_WHAT THE TASK ASKS_
Write out, precisely and in full, each line of the material.

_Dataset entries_
○ ○ ○

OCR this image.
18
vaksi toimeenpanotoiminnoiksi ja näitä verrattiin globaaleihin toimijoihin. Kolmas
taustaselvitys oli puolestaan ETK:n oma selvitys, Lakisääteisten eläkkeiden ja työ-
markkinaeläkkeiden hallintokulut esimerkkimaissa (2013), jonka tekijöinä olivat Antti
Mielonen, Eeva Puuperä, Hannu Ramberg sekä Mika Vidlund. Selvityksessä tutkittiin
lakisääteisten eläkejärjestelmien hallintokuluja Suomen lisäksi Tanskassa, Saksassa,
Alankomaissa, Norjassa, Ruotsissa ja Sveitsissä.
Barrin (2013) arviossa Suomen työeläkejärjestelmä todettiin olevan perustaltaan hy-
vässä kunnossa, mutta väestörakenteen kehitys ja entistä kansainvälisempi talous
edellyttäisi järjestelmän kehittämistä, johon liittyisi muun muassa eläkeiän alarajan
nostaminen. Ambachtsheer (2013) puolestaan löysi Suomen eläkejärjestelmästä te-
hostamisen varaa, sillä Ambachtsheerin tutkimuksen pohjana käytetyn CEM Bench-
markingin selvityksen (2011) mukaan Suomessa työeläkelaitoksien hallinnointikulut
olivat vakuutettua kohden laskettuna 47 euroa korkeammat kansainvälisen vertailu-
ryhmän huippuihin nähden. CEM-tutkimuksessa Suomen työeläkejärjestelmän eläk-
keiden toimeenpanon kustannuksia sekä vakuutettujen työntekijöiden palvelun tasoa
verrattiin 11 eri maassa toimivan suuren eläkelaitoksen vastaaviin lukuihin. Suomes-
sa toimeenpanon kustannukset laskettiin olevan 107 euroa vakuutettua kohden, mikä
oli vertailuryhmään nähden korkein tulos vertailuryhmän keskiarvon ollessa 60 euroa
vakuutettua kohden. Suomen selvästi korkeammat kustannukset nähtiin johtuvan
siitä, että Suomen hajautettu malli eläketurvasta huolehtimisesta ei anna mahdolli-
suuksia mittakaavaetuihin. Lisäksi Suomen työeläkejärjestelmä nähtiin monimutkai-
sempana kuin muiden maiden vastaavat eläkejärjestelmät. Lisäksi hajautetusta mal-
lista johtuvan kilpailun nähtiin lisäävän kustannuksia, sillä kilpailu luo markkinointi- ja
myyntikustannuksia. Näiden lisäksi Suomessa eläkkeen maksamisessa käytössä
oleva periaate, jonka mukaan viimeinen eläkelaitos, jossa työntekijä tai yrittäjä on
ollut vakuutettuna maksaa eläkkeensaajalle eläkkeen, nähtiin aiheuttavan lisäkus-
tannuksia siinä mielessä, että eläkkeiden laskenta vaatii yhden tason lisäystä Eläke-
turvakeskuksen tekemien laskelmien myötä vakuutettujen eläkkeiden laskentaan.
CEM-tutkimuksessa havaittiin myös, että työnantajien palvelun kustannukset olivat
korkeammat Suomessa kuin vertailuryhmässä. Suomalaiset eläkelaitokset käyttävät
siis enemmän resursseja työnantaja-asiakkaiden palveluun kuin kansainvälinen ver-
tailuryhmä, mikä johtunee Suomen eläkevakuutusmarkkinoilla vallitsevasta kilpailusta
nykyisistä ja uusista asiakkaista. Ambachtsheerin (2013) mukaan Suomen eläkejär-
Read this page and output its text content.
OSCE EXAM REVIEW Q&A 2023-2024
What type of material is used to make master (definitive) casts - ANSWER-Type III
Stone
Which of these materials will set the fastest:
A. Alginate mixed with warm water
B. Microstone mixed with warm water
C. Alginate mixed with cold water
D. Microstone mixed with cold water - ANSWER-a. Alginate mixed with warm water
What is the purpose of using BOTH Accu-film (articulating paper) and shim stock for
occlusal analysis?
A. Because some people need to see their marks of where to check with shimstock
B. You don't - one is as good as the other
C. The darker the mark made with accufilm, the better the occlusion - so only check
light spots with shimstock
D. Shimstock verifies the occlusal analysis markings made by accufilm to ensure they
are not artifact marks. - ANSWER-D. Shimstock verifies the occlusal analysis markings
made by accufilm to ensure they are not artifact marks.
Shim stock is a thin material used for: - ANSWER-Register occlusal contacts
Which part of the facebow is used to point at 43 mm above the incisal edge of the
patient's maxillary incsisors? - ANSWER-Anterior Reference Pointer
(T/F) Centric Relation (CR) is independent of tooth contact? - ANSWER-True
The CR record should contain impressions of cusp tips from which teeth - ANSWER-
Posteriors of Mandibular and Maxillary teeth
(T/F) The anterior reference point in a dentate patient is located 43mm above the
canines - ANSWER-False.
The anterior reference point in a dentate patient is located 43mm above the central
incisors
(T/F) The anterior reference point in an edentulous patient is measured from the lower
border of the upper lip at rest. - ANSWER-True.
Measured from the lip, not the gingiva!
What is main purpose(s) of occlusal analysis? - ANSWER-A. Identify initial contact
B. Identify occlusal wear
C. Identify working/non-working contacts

○ ○ ○

_EXERCISE OUTPUT_
OCR this image.
18
vaksi toimeenpanotoiminnoiksi ja näitä verrattiin globaaleihin toimijoihin. Kolmas
taustaselvitys oli puolestaan ETK:n oma selvitys, Lakisääteisten eläkkeiden ja työ-
markkinaeläkkeiden hallintokulut esimerkkimaissa (2013), jonka tekijöinä olivat Antti
Mielonen, Eeva Puuperä, Hannu Ramberg sekä Mika Vidlund. Selvityksessä tutkittiin
lakisääteisten eläkejärjestelmien hallintokuluja Suomen lisäksi Tanskassa, Saksassa,
Alankomaissa, Norjassa, Ruotsissa ja Sveitsissä.
Barrin (2013) arviossa Suomen työeläkejärjestelmä todettiin olevan perustaltaan hy-
vässä kunnossa, mutta väestörakenteen kehitys ja entistä kansainvälisempi talous
edellyttäisi järjestelmän kehittämistä, johon liittyisi muun muassa eläkeiän alarajan
nostaminen. Ambachtsheer (2013) puolestaan löysi Suomen eläkejärjestelmästä te-
hostamisen varaa, sillä Ambachtsheerin tutkimuksen pohjana käytetyn CEM Bench-
markingin selvityksen (2011) mukaan Suomessa työeläkelaitoksien hallinnointikulut
olivat vakuutettua kohden laskettuna 47 euroa korkeammat kansainvälisen vertailu-
ryhmän huippuihin nähden. CEM-tutkimuksessa Suomen työeläkejärjestelmän eläk-
keiden toimeenpanon kustannuksia sekä vakuutettujen työntekijöiden palvelun tasoa
verrattiin 11 eri maassa toimivan suuren eläkelaitoksen vastaaviin lukuihin. Suomes-
sa toimeenpanon kustannukset laskettiin olevan 107 euroa vakuutettua kohden, mikä
oli vertailuryhmään nähden korkein tulos vertailuryhmän keskiarvon ollessa 60 euroa
vakuutettua kohden. Suomen selvästi korkeammat kustannukset nähtiin johtuvan
siitä, että Suomen hajautettu malli eläketurvasta huolehtimisesta ei anna mahdolli-
suuksia mittakaavaetuihin. Lisäksi Suomen työeläkejärjestelmä nähtiin monimutkai-
sempana kuin muiden maiden vastaavat eläkejärjestelmät. Lisäksi hajautetusta mal-
lista johtuvan kilpailun nähtiin lisäävän kustannuksia, sillä kilpailu luo markkinointi- ja
myyntikustannuksia. Näiden lisäksi Suomessa eläkkeen maksamisessa käytössä
oleva periaate, jonka mukaan viimeinen eläkelaitos, jossa työntekijä tai yrittäjä on
ollut vakuutettuna maksaa eläkkeensaajalle eläkkeen, nähtiin aiheuttavan lisäkus-
tannuksia siinä mielessä, että eläkkeiden laskenta vaatii yhden tason lisäystä Eläke-
turvakeskuksen tekemien laskelmien myötä vakuutettujen eläkkeiden laskentaan.
CEM-tutkimuksessa havaittiin myös, että työnantajien palvelun kustannukset olivat
korkeammat Suomessa kuin vertailuryhmässä. Suomalaiset eläkelaitokset käyttävät
siis enemmän resursseja työnantaja-asiakkaiden palveluun kuin kansainvälinen ver-
tailuryhmä, mikä johtunee Suomen eläkevakuutusmarkkinoilla vallitsevasta kilpailusta
nykyisistä ja uusista asiakkaista. Ambachtsheerin (2013) mukaan Suomen eläkejär-
Read this page and output its text content.
OSCE EXAM REVIEW Q&A 2023-2024
What type of material is used to make master (definitive) casts - ANSWER-Type III
Stone
Which of these materials will set the fastest:
A. Alginate mixed with warm water
B. Microstone mixed with warm water
C. Alginate mixed with cold water
D. Microstone mixed with cold water - ANSWER-a. Alginate mixed with warm water
What is the purpose of using BOTH Accu-film (articulating paper) and shim stock for
occlusal analysis?
A. Because some people need to see their marks of where to check with shimstock
B. You don't - one is as good as the other
C. The darker the mark made with accufilm, the better the occlusion - so only check
light spots with shimstock
D. Shimstock verifies the occlusal analysis markings made by accufilm to ensure they
are not artifact marks. - ANSWER-D. Shimstock verifies the occlusal analysis markings
made by accufilm to ensure they are not artifact marks.
Shim stock is a thin material used for: - ANSWER-Register occlusal contacts
Which part of the facebow is used to point at 43 mm above the incisal edge of the
patient's maxillary incsisors? - ANSWER-Anterior Reference Pointer
(T/F) Centric Relation (CR) is independent of tooth contact? - ANSWER-True
The CR record should contain impressions of cusp tips from which teeth - ANSWER-
Posteriors of Mandibular and Maxillary teeth
(T/F) The anterior reference point in a dentate patient is located 43mm above the
canines - ANSWER-False.
The anterior reference point in a dentate patient is located 43mm above the central
incisors
(T/F) The anterior reference point in an edentulous patient is measured from the lower
border of the upper lip at rest. - ANSWER-True.
Measured from the lip, not the gingiva!
What is main purpose(s) of occlusal analysis? - ANSWER-A. Identify initial contact
B. Identify occlusal wear
C. Identify working/non-working contacts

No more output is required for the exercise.